== Available records ==
====

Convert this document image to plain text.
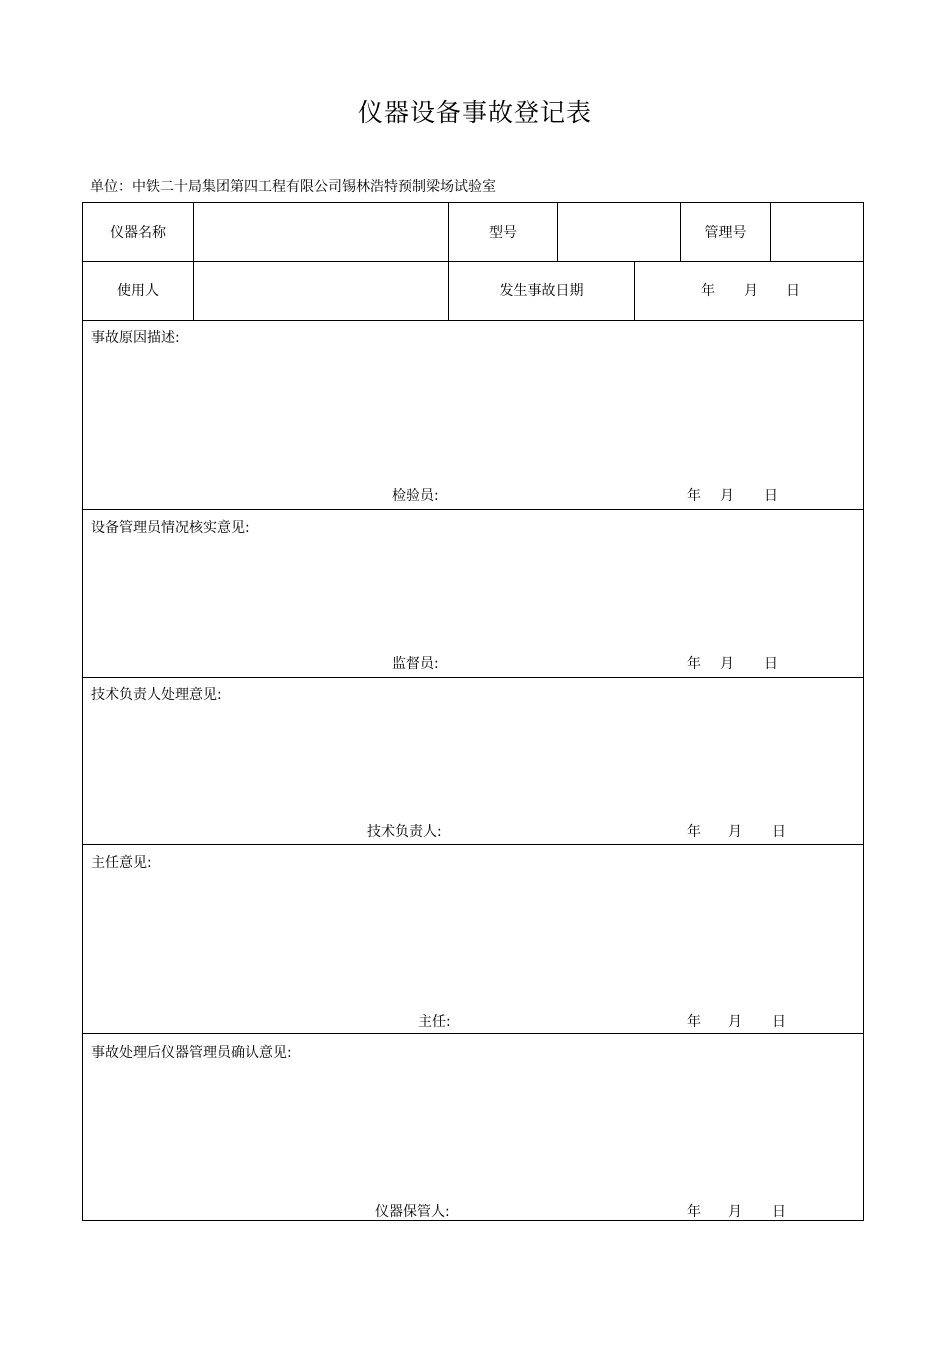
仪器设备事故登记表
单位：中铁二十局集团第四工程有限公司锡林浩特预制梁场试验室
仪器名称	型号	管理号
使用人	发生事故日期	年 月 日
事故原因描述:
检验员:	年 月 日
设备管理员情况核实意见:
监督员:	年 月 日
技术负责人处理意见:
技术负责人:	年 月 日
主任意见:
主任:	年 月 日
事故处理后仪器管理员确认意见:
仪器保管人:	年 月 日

====

== Do this ==
Quote every record above exactly, leaving out any pictures.

== Reply ==
Convert this document image to plain text.
仪器设备事故登记表
单位：中铁二十局集团第四工程有限公司锡林浩特预制梁场试验室
仪器名称	型号	管理号
使用人	发生事故日期	年 月 日
事故原因描述:
检验员:	年 月 日
设备管理员情况核实意见:
监督员:	年 月 日
技术负责人处理意见:
技术负责人:	年 月 日
主任意见:
主任:	年 月 日
事故处理后仪器管理员确认意见:
仪器保管人:	年 月 日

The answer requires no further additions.